**Objective**:
Gather every line holding the string "puntuales".

————

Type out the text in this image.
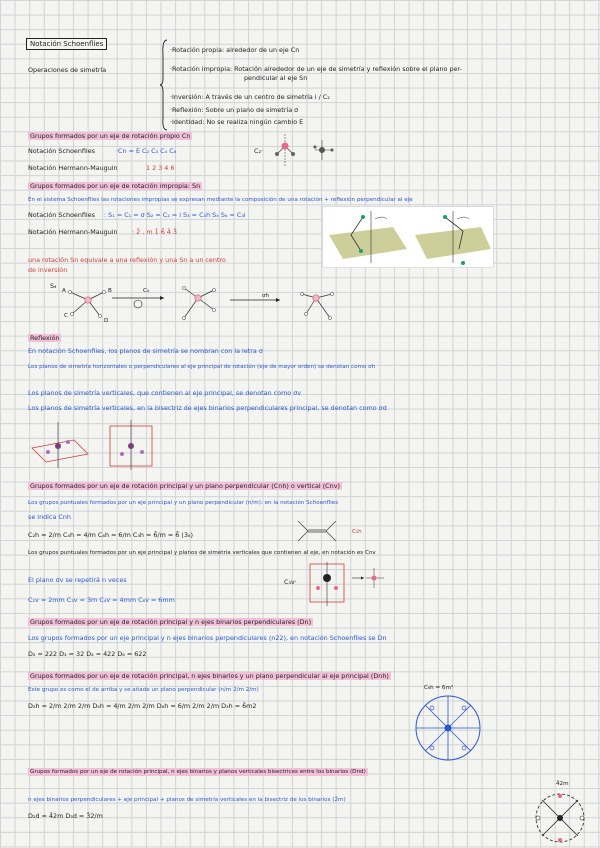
Notación Schoenflies
Operaciones de simetría
·Rotación propia: alrededor de un eje Cn
·Rotación impropia: Rotación alrededor de un eje de simetría y reflexión sobre el plano per-
pendicular al eje Sn
·Inversión: A través de un centro de simetría i / C₂
·Reflexión: Sobre un plano de simetría σ
·Identidad: No se realiza ningún cambio E
Grupos formados por un eje de rotación propio Cn
Notación Schoenflies	·Cn = E C₂ C₃ C₄ C₆
Notación Hermann-Mauguin	1 2 3 4 6
C₂·
Grupos formados por un eje de rotación impropia: Sn
En el sistema Schoenflies las rotaciones impropias se expresan mediante la composición de una rotación + reflexión perpendicular al eje
Notación Schoenflies : S₁ = C₁ = σ S₂ = C₂ = i S₃ = C₃h S₄ S₆ = C₃i
Notación Hermann-Mauguin : 2̄ , m 1̄ 6̄ 4̄ 3̄
una rotación Sn equivale a una reflexión y una Sn a un centro
de inversión
S₄
C₄
σh
A
C
B
D
Reflexión
En notación Schoenflies, los planos de simetría se nombran con la letra σ
Los planos de simetría horizontales o perpendiculares al eje principal de rotación (eje de mayor orden) se denotan como σh
Los planos de simetría verticales, que contienen al eje principal, se denotan como σv
Los planos de simetría verticales, en la bisectriz de ejes binarios perpendiculares principal, se denotan como σd
Grupos formados por un eje de rotación principal y un plano perpendicular (Cnh) o vertical (Cnv)
Los grupos puntuales formados por un eje principal y un plano perpendicular (n/m): en la notación Schoenflies
se indica Cnh
C₂h = 2/m C₄h = 4/m C₆h = 6/m C₃h = 6̄/m = 6̄ (3₆)	C₂h
Los grupos puntuales formados por un eje principal y planos de simetría verticales que contienen al eje, en notación es Cnv
El plano σv se repetirá n veces
C₂v = 2mm C₃v = 3m C₄v = 4mm C₆v = 6mm
C₃v·
Grupos formados por un eje de rotación principal y n ejes binarios perpendiculares (Dn)
Los grupos formados por un eje principal y n ejes binarios perpendiculares (n22), en notación Schoenflies se Dn
D₂ = 222 D₃ = 32 D₄ = 422 D₆ = 622
Grupos formados por un eje de rotación principal, n ejes binarios y un plano perpendicular al eje principal (Dnh)
Este grupo es como el de arriba y se añade un plano perpendicular (n/m 2/m 2/m)
D₂h = 2/m 2/m 2/m D₄h = 4/m 2/m 2/m D₆h = 6/m 2/m 2/m D₃h = 6̄m2
C₆h = 6m²
Grupos formados por un eje de rotación principal, n ejes binarios y planos verticales bisectrices entre los binarios (Dnd)
n ejes binarios perpendiculares + eje principal + planos de simetría verticales en la bisectriz de los binarios (2̄m)
D₂d = 4̄2m D₃d = 3̄2/m
4̄2m
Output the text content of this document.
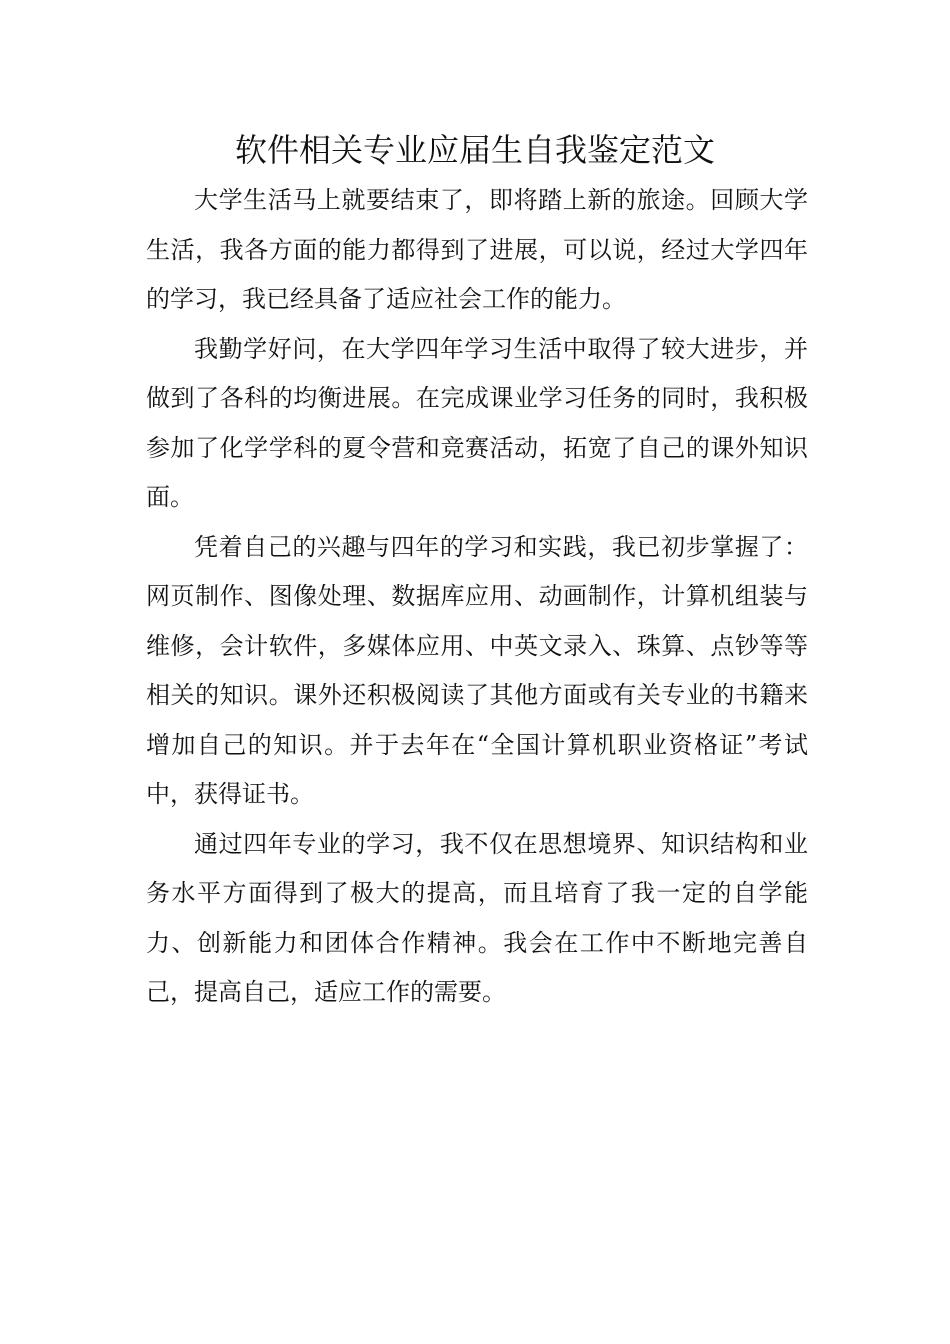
软件相关专业应届生自我鉴定范文

大学生活马上就要结束了，即将踏上新的旅途。回顾大学生活，我各方面的能力都得到了进展，可以说，经过大学四年的学习，我已经具备了适应社会工作的能力。

我勤学好问，在大学四年学习生活中取得了较大进步，并做到了各科的均衡进展。在完成课业学习任务的同时，我积极参加了化学学科的夏令营和竞赛活动，拓宽了自己的课外知识面。

凭着自己的兴趣与四年的学习和实践，我已初步掌握了：网页制作、图像处理、数据库应用、动画制作，计算机组装与维修，会计软件，多媒体应用、中英文录入、珠算、点钞等等相关的知识。课外还积极阅读了其他方面或有关专业的书籍来增加自己的知识。并于去年在“全国计算机职业资格证”考试中，获得证书。

通过四年专业的学习，我不仅在思想境界、知识结构和业务水平方面得到了极大的提高，而且培育了我一定的自学能力、创新能力和团体合作精神。我会在工作中不断地完善自己，提高自己，适应工作的需要。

————

**Solution**:
Los grupos puntuales formados por un eje principal y un plano perpendicular (n/m): en la notación Schoenflies
Los grupos puntuales formados por un eje principal y planos de simetría verticales que contienen al eje, en notación es Cnv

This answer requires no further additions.